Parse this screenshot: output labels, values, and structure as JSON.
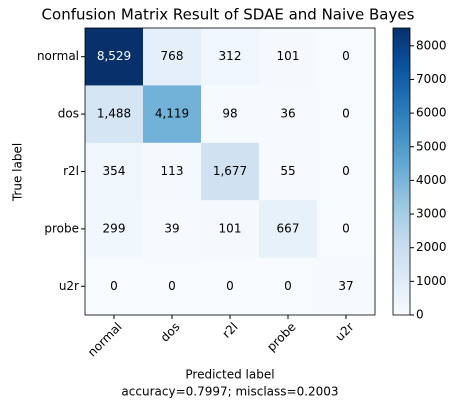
{
  "chart_data": {
    "type": "heatmap",
    "title": "Confusion Matrix Result of SDAE and Naive Bayes",
    "xlabel": "Predicted label",
    "ylabel": "True label",
    "annotation": "accuracy=0.7997; misclass=0.2003",
    "x_categories": [
      "normal",
      "dos",
      "r2l",
      "probe",
      "u2r"
    ],
    "y_categories": [
      "normal",
      "dos",
      "r2l",
      "probe",
      "u2r"
    ],
    "values": [
      [
        8529,
        768,
        312,
        101,
        0
      ],
      [
        1488,
        4119,
        98,
        36,
        0
      ],
      [
        354,
        113,
        1677,
        55,
        0
      ],
      [
        299,
        39,
        101,
        667,
        0
      ],
      [
        0,
        0,
        0,
        0,
        37
      ]
    ],
    "value_labels": [
      [
        "8,529",
        "768",
        "312",
        "101",
        "0"
      ],
      [
        "1,488",
        "4,119",
        "98",
        "36",
        "0"
      ],
      [
        "354",
        "113",
        "1,677",
        "55",
        "0"
      ],
      [
        "299",
        "39",
        "101",
        "667",
        "0"
      ],
      [
        "0",
        "0",
        "0",
        "0",
        "37"
      ]
    ],
    "colormap": "Blues",
    "clim": [
      0,
      8529
    ],
    "cticks": [
      0,
      1000,
      2000,
      3000,
      4000,
      5000,
      6000,
      7000,
      8000
    ]
  }
}
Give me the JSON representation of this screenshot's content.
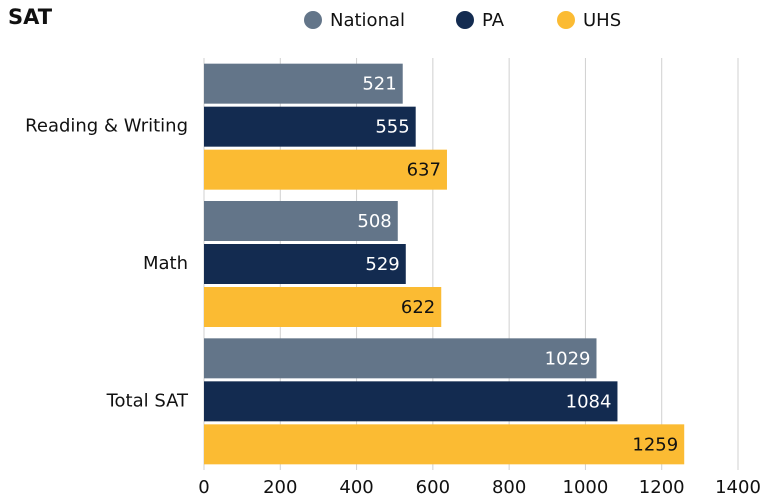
{
  "chart_data": {
    "type": "bar",
    "orientation": "horizontal",
    "title": "SAT",
    "categories": [
      "Reading & Writing",
      "Math",
      "Total SAT"
    ],
    "series": [
      {
        "name": "National",
        "color": "#637589",
        "values": [
          521,
          508,
          1029
        ]
      },
      {
        "name": "PA",
        "color": "#132b50",
        "values": [
          555,
          529,
          1084
        ]
      },
      {
        "name": "UHS",
        "color": "#fbbb33",
        "values": [
          637,
          622,
          1259
        ]
      }
    ],
    "xlim": [
      0,
      1400
    ],
    "xticks": [
      0,
      200,
      400,
      600,
      800,
      1000,
      1200,
      1400
    ],
    "grid": true,
    "legend": "top"
  }
}
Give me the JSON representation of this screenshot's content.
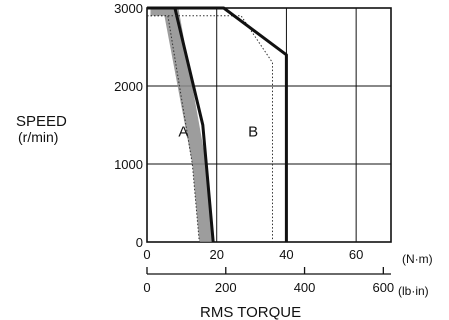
{
  "chart_data": {
    "type": "line",
    "title": "",
    "ylabel_lines": [
      "SPEED",
      "(r/min)"
    ],
    "xlabel": "RMS TORQUE",
    "x_unit_primary": "(N·m)",
    "x_unit_secondary": "(lb·in)",
    "xlim": [
      0,
      70
    ],
    "ylim": [
      0,
      3000
    ],
    "grid": true,
    "x_ticks": [
      "0",
      "20",
      "40",
      "60"
    ],
    "x_tick_values": [
      0,
      20,
      40,
      60
    ],
    "x_secondary_ticks": [
      "0",
      "200",
      "400",
      "600"
    ],
    "x_secondary_tick_values_Nm": [
      0,
      22.6,
      45.2,
      67.8
    ],
    "y_ticks": [
      "0",
      "1000",
      "2000",
      "3000"
    ],
    "y_tick_values": [
      0,
      1000,
      2000,
      3000
    ],
    "regions": [
      {
        "name": "A",
        "label_at": {
          "x": 9,
          "y": 1350
        },
        "boundary_thick": [
          [
            0,
            3000
          ],
          [
            8,
            3000
          ],
          [
            16,
            1500
          ],
          [
            19,
            0
          ]
        ],
        "boundary_dotted_inner": [
          [
            0,
            2900
          ],
          [
            6,
            2900
          ],
          [
            13,
            1000
          ],
          [
            15,
            0
          ]
        ],
        "hatch_band_outer": [
          [
            1,
            3000
          ],
          [
            9,
            3000
          ],
          [
            17,
            1000
          ],
          [
            19,
            0
          ]
        ],
        "hatch_band_inner": [
          [
            1,
            2900
          ],
          [
            5,
            2900
          ],
          [
            13,
            1000
          ],
          [
            15,
            0
          ]
        ],
        "color": "#8c8c8c"
      },
      {
        "name": "B",
        "label_at": {
          "x": 29,
          "y": 1350
        },
        "boundary_thick": [
          [
            0,
            3000
          ],
          [
            22,
            3000
          ],
          [
            40,
            2400
          ],
          [
            40,
            0
          ]
        ],
        "boundary_dotted_inner": [
          [
            0,
            2900
          ],
          [
            27,
            2900
          ],
          [
            36,
            2300
          ],
          [
            36,
            0
          ]
        ]
      }
    ]
  }
}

◆ Objective ◆
Select the lines that carry the string "xlabel" and copy them.

◆ Task output ◆
    "xlabel": "Predicted label",
    "xlabel": "RMS TORQUE",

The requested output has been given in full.